◆ Stated task
Of all the lines in the data below, how many contain "CORPO"? Report that number alone.

◆ Material to process
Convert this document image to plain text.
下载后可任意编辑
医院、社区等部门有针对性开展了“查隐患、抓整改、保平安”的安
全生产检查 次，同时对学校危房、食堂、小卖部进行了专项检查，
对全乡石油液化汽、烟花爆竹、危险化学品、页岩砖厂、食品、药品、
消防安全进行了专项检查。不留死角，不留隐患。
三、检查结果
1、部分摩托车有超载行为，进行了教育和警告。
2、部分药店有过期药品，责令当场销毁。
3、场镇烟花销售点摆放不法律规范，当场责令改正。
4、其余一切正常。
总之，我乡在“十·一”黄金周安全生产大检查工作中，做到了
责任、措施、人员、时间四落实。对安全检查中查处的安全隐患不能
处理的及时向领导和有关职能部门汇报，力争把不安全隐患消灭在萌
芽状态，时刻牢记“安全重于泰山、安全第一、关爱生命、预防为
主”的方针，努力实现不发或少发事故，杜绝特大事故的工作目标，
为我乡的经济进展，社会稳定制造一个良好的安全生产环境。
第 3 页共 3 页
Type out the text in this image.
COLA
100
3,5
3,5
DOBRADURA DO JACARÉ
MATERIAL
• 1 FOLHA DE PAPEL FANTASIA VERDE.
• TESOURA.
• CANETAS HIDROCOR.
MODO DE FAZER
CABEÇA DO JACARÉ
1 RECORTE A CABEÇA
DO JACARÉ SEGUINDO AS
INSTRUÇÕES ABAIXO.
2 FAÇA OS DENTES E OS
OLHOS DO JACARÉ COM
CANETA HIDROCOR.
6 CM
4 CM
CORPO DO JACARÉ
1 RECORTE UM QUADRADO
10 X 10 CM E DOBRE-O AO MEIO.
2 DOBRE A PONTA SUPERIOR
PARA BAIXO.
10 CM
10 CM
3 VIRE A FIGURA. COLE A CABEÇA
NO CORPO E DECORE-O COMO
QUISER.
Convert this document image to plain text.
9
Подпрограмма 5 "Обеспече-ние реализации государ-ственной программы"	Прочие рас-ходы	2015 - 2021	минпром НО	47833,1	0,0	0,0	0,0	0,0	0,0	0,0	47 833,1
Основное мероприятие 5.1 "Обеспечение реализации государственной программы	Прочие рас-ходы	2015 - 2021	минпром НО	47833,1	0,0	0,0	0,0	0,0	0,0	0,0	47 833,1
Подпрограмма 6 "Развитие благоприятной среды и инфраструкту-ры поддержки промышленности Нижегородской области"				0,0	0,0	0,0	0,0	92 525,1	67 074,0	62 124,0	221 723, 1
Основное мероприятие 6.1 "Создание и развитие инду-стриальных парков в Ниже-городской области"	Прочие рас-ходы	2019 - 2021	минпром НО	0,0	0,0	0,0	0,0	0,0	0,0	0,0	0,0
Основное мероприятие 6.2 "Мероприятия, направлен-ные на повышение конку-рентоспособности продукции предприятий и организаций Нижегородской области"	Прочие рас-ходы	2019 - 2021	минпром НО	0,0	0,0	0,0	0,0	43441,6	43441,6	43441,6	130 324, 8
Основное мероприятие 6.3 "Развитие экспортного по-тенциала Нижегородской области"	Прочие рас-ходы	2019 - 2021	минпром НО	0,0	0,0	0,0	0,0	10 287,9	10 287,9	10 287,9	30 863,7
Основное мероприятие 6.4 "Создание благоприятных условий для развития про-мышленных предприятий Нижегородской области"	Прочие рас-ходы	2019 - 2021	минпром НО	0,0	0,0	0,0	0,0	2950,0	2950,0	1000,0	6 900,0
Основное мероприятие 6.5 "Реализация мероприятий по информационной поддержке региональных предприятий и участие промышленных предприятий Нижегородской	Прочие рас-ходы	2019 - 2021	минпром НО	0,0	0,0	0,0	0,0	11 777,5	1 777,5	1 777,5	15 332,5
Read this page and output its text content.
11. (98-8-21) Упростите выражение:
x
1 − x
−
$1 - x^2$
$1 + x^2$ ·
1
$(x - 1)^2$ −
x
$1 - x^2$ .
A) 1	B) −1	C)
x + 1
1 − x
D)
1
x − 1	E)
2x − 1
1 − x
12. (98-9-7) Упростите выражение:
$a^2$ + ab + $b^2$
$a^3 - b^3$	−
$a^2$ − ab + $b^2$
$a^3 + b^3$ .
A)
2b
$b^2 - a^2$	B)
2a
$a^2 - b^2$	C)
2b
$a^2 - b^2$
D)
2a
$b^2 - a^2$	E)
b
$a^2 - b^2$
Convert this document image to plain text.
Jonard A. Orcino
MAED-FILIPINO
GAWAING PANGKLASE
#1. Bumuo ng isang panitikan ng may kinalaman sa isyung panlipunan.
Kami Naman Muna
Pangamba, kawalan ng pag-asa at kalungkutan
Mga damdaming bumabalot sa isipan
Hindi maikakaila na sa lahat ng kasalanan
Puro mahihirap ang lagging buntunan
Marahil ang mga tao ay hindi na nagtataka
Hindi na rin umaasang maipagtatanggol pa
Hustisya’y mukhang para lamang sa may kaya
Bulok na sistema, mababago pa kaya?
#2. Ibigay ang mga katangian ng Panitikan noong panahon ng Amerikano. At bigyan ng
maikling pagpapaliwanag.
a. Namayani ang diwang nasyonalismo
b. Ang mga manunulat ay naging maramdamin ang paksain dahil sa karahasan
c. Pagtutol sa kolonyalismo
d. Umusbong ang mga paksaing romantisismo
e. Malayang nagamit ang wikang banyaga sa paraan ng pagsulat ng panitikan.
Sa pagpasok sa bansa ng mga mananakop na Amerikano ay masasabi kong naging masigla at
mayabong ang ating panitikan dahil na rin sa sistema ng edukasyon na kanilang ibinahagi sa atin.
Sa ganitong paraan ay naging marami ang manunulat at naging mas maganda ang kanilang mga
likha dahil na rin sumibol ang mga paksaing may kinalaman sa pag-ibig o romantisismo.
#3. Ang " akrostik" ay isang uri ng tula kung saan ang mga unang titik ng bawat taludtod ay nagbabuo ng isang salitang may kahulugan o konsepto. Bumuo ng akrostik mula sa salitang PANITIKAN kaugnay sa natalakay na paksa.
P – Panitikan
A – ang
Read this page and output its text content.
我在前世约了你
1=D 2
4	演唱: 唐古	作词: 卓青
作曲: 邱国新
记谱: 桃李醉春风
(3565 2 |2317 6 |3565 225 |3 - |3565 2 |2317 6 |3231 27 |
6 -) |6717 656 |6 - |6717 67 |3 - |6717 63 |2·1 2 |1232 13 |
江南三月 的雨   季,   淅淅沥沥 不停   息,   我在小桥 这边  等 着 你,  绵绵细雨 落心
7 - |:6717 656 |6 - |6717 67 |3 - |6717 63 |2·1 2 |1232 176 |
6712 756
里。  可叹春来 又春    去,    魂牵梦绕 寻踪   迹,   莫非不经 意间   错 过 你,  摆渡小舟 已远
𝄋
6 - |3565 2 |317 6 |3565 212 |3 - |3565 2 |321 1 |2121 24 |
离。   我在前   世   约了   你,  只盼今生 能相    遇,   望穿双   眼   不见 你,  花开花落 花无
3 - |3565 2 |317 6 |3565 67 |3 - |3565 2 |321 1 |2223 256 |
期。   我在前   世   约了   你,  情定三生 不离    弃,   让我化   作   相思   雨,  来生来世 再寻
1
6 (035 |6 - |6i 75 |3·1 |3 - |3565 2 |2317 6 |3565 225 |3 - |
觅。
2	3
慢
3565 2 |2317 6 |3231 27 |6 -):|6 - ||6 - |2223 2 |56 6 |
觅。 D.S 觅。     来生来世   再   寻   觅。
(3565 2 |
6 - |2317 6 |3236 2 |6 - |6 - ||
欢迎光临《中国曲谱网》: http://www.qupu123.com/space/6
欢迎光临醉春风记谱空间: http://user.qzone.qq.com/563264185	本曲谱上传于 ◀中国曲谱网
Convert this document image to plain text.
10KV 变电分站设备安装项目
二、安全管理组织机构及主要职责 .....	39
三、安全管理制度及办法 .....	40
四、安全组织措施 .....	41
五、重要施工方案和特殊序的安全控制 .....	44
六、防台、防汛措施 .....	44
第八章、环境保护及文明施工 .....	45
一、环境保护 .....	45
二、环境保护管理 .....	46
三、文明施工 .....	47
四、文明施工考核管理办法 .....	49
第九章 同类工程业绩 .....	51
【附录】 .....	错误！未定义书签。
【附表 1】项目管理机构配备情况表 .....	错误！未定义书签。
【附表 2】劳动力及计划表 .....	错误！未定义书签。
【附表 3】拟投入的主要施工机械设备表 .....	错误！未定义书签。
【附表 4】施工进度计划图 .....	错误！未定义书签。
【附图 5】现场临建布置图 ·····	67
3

◆ Solution below
2